| WRITTEN INSTRUCTION |
Could you output each line of the data that follows exactly?
········
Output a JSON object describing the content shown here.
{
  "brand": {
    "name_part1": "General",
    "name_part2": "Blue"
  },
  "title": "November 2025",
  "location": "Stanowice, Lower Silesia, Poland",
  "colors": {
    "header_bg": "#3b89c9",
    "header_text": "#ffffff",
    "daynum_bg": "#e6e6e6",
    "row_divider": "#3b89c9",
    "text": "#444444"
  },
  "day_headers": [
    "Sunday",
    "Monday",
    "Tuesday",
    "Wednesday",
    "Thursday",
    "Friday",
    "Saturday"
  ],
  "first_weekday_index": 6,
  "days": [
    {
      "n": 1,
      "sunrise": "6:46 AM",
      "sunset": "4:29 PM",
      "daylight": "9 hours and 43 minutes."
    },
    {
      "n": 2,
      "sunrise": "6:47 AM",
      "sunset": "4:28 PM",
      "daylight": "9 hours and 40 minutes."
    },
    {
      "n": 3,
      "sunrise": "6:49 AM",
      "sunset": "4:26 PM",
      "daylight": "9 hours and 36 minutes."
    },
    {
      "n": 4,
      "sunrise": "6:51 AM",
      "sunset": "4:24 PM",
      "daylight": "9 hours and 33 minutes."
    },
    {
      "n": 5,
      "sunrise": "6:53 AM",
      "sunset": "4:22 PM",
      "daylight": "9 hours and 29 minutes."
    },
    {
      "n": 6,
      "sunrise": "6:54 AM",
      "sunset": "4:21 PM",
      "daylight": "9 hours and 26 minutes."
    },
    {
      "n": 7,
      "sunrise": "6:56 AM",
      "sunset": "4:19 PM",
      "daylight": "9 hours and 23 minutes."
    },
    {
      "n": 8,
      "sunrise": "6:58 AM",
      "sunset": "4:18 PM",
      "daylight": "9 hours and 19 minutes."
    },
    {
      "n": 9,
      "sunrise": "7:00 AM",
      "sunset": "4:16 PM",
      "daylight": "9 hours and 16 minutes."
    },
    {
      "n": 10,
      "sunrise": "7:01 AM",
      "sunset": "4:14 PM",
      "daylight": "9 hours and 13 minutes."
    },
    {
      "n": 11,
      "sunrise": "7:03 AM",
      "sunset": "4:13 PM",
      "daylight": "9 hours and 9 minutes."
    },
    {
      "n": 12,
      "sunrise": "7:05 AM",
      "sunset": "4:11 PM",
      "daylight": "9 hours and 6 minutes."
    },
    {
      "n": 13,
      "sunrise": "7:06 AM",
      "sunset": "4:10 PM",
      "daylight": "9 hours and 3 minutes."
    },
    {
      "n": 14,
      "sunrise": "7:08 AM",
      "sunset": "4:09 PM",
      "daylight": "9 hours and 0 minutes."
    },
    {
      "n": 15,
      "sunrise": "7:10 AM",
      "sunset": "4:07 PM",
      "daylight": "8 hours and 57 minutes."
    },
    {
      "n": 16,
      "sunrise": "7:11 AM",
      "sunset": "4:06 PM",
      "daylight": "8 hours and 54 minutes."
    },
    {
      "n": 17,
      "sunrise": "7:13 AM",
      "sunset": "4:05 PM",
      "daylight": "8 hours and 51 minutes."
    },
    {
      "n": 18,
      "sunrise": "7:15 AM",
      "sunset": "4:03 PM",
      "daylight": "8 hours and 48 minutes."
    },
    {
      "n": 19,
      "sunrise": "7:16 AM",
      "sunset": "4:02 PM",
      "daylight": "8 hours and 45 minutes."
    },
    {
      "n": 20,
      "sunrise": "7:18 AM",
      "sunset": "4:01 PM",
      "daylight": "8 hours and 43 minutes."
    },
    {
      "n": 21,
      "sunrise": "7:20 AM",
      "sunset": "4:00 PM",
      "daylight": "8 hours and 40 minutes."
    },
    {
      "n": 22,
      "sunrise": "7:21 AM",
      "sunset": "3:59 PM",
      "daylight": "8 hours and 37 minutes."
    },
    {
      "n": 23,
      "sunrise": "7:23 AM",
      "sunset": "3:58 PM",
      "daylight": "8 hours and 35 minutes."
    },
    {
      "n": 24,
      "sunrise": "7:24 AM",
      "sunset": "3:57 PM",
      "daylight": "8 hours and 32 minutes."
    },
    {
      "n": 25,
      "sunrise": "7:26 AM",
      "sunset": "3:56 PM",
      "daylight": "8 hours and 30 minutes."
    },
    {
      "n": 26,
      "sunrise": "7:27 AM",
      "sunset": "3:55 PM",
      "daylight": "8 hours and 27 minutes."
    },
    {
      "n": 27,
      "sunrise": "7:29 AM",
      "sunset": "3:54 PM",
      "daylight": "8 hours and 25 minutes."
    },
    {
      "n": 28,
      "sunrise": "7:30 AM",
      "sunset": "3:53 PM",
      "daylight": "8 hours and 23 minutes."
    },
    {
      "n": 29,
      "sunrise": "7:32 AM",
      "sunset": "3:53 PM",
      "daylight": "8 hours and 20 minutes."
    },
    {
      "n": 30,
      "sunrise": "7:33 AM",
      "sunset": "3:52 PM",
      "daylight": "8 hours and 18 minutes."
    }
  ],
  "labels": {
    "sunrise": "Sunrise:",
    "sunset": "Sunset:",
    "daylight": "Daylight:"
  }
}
········
| TASK OUTPUT |
Output a JSON object describing the content shown here.
{
  "brand": {
    "name_part1": "General",
    "name_part2": "Blue"
  },
  "title": "November 2025",
  "location": "Stanowice, Lower Silesia, Poland",
  "colors": {
    "header_bg": "#3b89c9",
    "header_text": "#ffffff",
    "daynum_bg": "#e6e6e6",
    "row_divider": "#3b89c9",
    "text": "#444444"
  },
  "day_headers": [
    "Sunday",
    "Monday",
    "Tuesday",
    "Wednesday",
    "Thursday",
    "Friday",
    "Saturday"
  ],
  "first_weekday_index": 6,
  "days": [
    {
      "n": 1,
      "sunrise": "6:46 AM",
      "sunset": "4:29 PM",
      "daylight": "9 hours and 43 minutes."
    },
    {
      "n": 2,
      "sunrise": "6:47 AM",
      "sunset": "4:28 PM",
      "daylight": "9 hours and 40 minutes."
    },
    {
      "n": 3,
      "sunrise": "6:49 AM",
      "sunset": "4:26 PM",
      "daylight": "9 hours and 36 minutes."
    },
    {
      "n": 4,
      "sunrise": "6:51 AM",
      "sunset": "4:24 PM",
      "daylight": "9 hours and 33 minutes."
    },
    {
      "n": 5,
      "sunrise": "6:53 AM",
      "sunset": "4:22 PM",
      "daylight": "9 hours and 29 minutes."
    },
    {
      "n": 6,
      "sunrise": "6:54 AM",
      "sunset": "4:21 PM",
      "daylight": "9 hours and 26 minutes."
    },
    {
      "n": 7,
      "sunrise": "6:56 AM",
      "sunset": "4:19 PM",
      "daylight": "9 hours and 23 minutes."
    },
    {
      "n": 8,
      "sunrise": "6:58 AM",
      "sunset": "4:18 PM",
      "daylight": "9 hours and 19 minutes."
    },
    {
      "n": 9,
      "sunrise": "7:00 AM",
      "sunset": "4:16 PM",
      "daylight": "9 hours and 16 minutes."
    },
    {
      "n": 10,
      "sunrise": "7:01 AM",
      "sunset": "4:14 PM",
      "daylight": "9 hours and 13 minutes."
    },
    {
      "n": 11,
      "sunrise": "7:03 AM",
      "sunset": "4:13 PM",
      "daylight": "9 hours and 9 minutes."
    },
    {
      "n": 12,
      "sunrise": "7:05 AM",
      "sunset": "4:11 PM",
      "daylight": "9 hours and 6 minutes."
    },
    {
      "n": 13,
      "sunrise": "7:06 AM",
      "sunset": "4:10 PM",
      "daylight": "9 hours and 3 minutes."
    },
    {
      "n": 14,
      "sunrise": "7:08 AM",
      "sunset": "4:09 PM",
      "daylight": "9 hours and 0 minutes."
    },
    {
      "n": 15,
      "sunrise": "7:10 AM",
      "sunset": "4:07 PM",
      "daylight": "8 hours and 57 minutes."
    },
    {
      "n": 16,
      "sunrise": "7:11 AM",
      "sunset": "4:06 PM",
      "daylight": "8 hours and 54 minutes."
    },
    {
      "n": 17,
      "sunrise": "7:13 AM",
      "sunset": "4:05 PM",
      "daylight": "8 hours and 51 minutes."
    },
    {
      "n": 18,
      "sunrise": "7:15 AM",
      "sunset": "4:03 PM",
      "daylight": "8 hours and 48 minutes."
    },
    {
      "n": 19,
      "sunrise": "7:16 AM",
      "sunset": "4:02 PM",
      "daylight": "8 hours and 45 minutes."
    },
    {
      "n": 20,
      "sunrise": "7:18 AM",
      "sunset": "4:01 PM",
      "daylight": "8 hours and 43 minutes."
    },
    {
      "n": 21,
      "sunrise": "7:20 AM",
      "sunset": "4:00 PM",
      "daylight": "8 hours and 40 minutes."
    },
    {
      "n": 22,
      "sunrise": "7:21 AM",
      "sunset": "3:59 PM",
      "daylight": "8 hours and 37 minutes."
    },
    {
      "n": 23,
      "sunrise": "7:23 AM",
      "sunset": "3:58 PM",
      "daylight": "8 hours and 35 minutes."
    },
    {
      "n": 24,
      "sunrise": "7:24 AM",
      "sunset": "3:57 PM",
      "daylight": "8 hours and 32 minutes."
    },
    {
      "n": 25,
      "sunrise": "7:26 AM",
      "sunset": "3:56 PM",
      "daylight": "8 hours and 30 minutes."
    },
    {
      "n": 26,
      "sunrise": "7:27 AM",
      "sunset": "3:55 PM",
      "daylight": "8 hours and 27 minutes."
    },
    {
      "n": 27,
      "sunrise": "7:29 AM",
      "sunset": "3:54 PM",
      "daylight": "8 hours and 25 minutes."
    },
    {
      "n": 28,
      "sunrise": "7:30 AM",
      "sunset": "3:53 PM",
      "daylight": "8 hours and 23 minutes."
    },
    {
      "n": 29,
      "sunrise": "7:32 AM",
      "sunset": "3:53 PM",
      "daylight": "8 hours and 20 minutes."
    },
    {
      "n": 30,
      "sunrise": "7:33 AM",
      "sunset": "3:52 PM",
      "daylight": "8 hours and 18 minutes."
    }
  ],
  "labels": {
    "sunrise": "Sunrise:",
    "sunset": "Sunset:",
    "daylight": "Daylight:"
  }
}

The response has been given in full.